WORK REQUIRED
What follows is a set of entries. Give them again exactly, without the pictures.

EXTRACTED ENTRIES

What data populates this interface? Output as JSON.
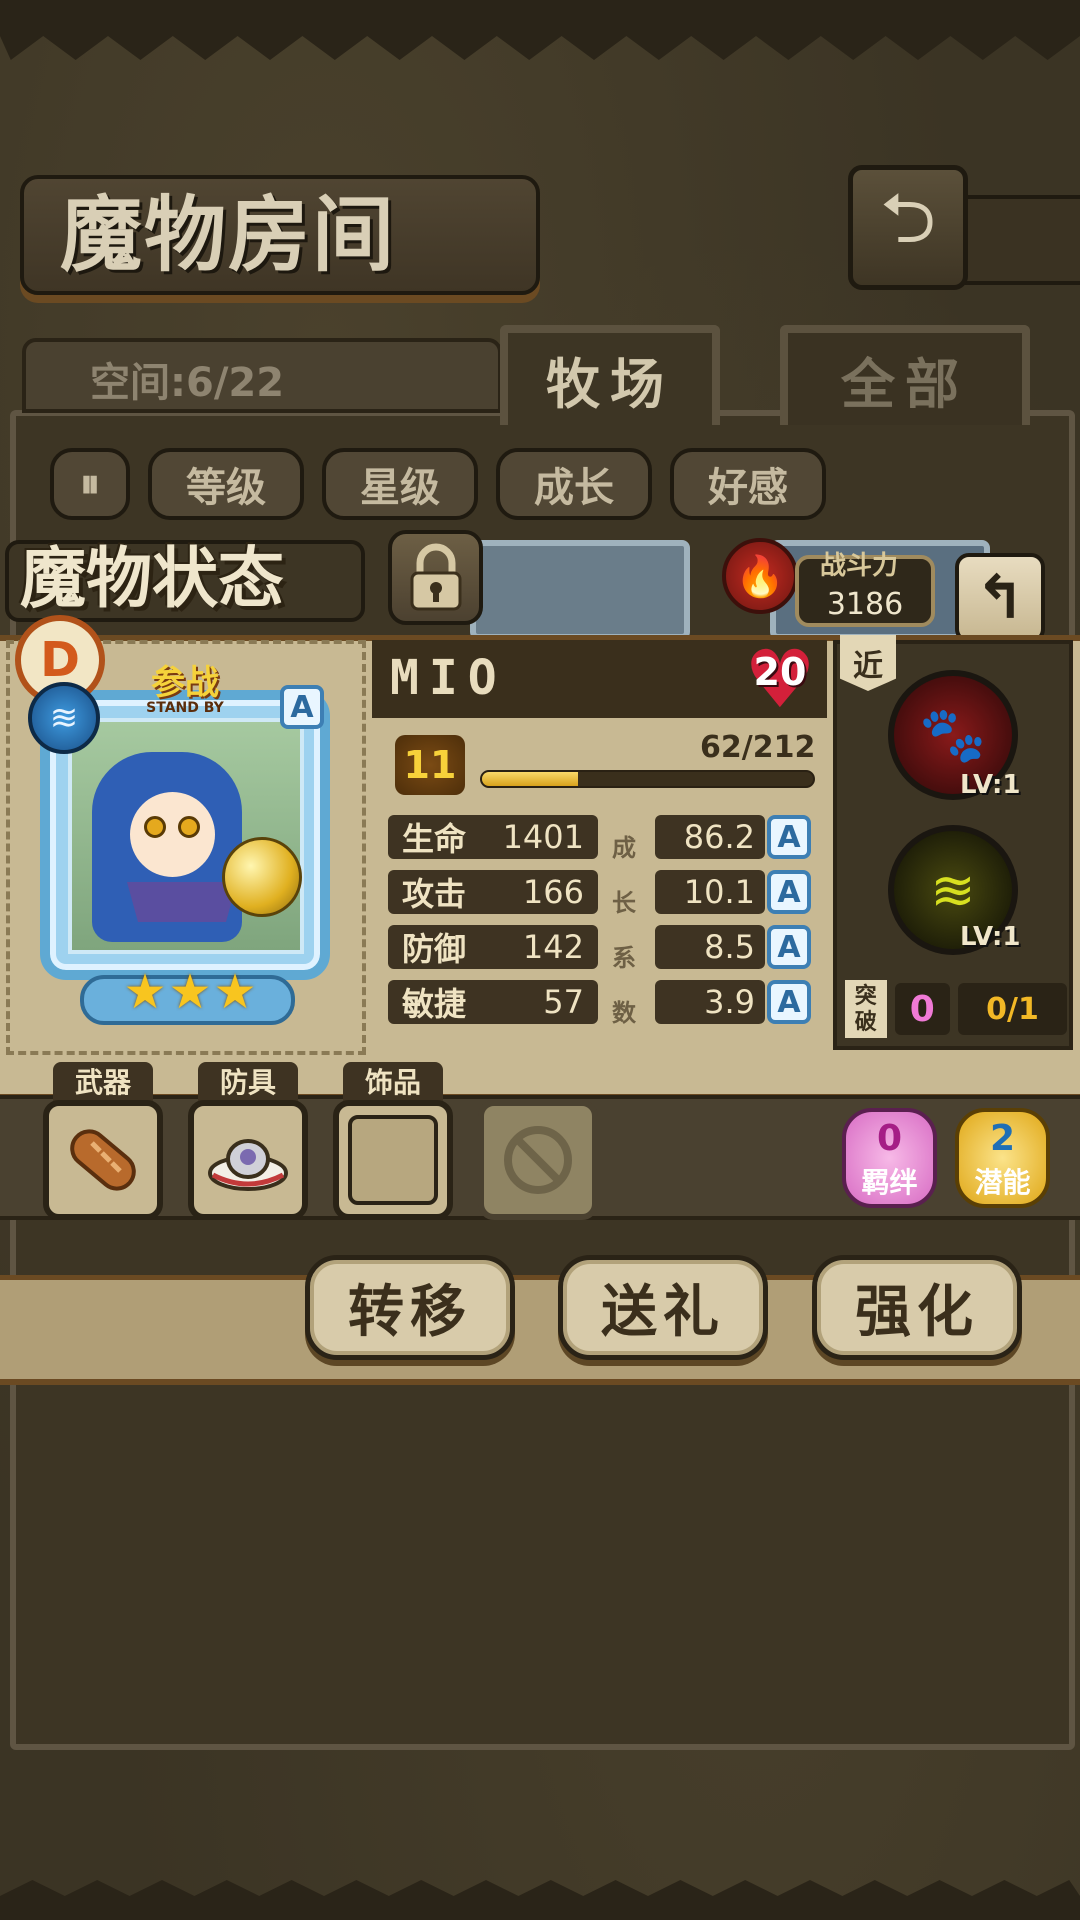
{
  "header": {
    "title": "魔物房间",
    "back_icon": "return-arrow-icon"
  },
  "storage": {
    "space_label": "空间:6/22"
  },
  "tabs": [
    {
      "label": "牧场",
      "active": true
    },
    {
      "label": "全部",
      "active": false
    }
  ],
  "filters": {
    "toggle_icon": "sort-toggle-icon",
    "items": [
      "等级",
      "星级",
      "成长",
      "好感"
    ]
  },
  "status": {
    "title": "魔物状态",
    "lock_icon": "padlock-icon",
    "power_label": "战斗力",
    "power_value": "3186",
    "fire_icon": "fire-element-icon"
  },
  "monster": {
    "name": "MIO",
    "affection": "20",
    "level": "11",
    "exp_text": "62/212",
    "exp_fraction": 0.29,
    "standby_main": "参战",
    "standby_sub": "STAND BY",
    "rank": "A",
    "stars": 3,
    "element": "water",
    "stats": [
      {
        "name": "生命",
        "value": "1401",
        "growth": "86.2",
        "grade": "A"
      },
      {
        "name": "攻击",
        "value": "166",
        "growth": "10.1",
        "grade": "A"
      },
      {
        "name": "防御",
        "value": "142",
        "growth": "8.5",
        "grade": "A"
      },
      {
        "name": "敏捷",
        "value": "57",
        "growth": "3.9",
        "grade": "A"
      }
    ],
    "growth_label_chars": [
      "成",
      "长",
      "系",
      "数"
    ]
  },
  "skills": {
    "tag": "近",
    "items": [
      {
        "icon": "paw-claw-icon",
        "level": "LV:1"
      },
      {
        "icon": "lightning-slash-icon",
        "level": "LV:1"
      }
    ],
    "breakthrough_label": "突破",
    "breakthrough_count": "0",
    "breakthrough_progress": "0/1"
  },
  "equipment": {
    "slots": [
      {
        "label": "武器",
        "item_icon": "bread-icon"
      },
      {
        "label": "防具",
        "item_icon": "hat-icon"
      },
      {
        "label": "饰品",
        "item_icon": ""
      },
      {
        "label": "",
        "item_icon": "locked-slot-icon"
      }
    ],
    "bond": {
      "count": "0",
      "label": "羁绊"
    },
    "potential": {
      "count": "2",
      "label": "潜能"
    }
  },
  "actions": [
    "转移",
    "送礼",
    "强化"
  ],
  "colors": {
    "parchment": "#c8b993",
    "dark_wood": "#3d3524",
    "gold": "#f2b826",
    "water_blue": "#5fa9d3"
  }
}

ANSWER BELOW
What data populates this interface? Output as JSON.
{
  "header": {
    "title": "魔物房间",
    "back_icon": "return-arrow-icon"
  },
  "storage": {
    "space_label": "空间:6/22"
  },
  "tabs": [
    {
      "label": "牧场",
      "active": true
    },
    {
      "label": "全部",
      "active": false
    }
  ],
  "filters": {
    "toggle_icon": "sort-toggle-icon",
    "items": [
      "等级",
      "星级",
      "成长",
      "好感"
    ]
  },
  "status": {
    "title": "魔物状态",
    "lock_icon": "padlock-icon",
    "power_label": "战斗力",
    "power_value": "3186",
    "fire_icon": "fire-element-icon"
  },
  "monster": {
    "name": "MIO",
    "affection": "20",
    "level": "11",
    "exp_text": "62/212",
    "exp_fraction": 0.29,
    "standby_main": "参战",
    "standby_sub": "STAND BY",
    "rank": "A",
    "stars": 3,
    "element": "water",
    "stats": [
      {
        "name": "生命",
        "value": "1401",
        "growth": "86.2",
        "grade": "A"
      },
      {
        "name": "攻击",
        "value": "166",
        "growth": "10.1",
        "grade": "A"
      },
      {
        "name": "防御",
        "value": "142",
        "growth": "8.5",
        "grade": "A"
      },
      {
        "name": "敏捷",
        "value": "57",
        "growth": "3.9",
        "grade": "A"
      }
    ],
    "growth_label_chars": [
      "成",
      "长",
      "系",
      "数"
    ]
  },
  "skills": {
    "tag": "近",
    "items": [
      {
        "icon": "paw-claw-icon",
        "level": "LV:1"
      },
      {
        "icon": "lightning-slash-icon",
        "level": "LV:1"
      }
    ],
    "breakthrough_label": "突破",
    "breakthrough_count": "0",
    "breakthrough_progress": "0/1"
  },
  "equipment": {
    "slots": [
      {
        "label": "武器",
        "item_icon": "bread-icon"
      },
      {
        "label": "防具",
        "item_icon": "hat-icon"
      },
      {
        "label": "饰品",
        "item_icon": ""
      },
      {
        "label": "",
        "item_icon": "locked-slot-icon"
      }
    ],
    "bond": {
      "count": "0",
      "label": "羁绊"
    },
    "potential": {
      "count": "2",
      "label": "潜能"
    }
  },
  "actions": [
    "转移",
    "送礼",
    "强化"
  ],
  "colors": {
    "parchment": "#c8b993",
    "dark_wood": "#3d3524",
    "gold": "#f2b826",
    "water_blue": "#5fa9d3"
  }
}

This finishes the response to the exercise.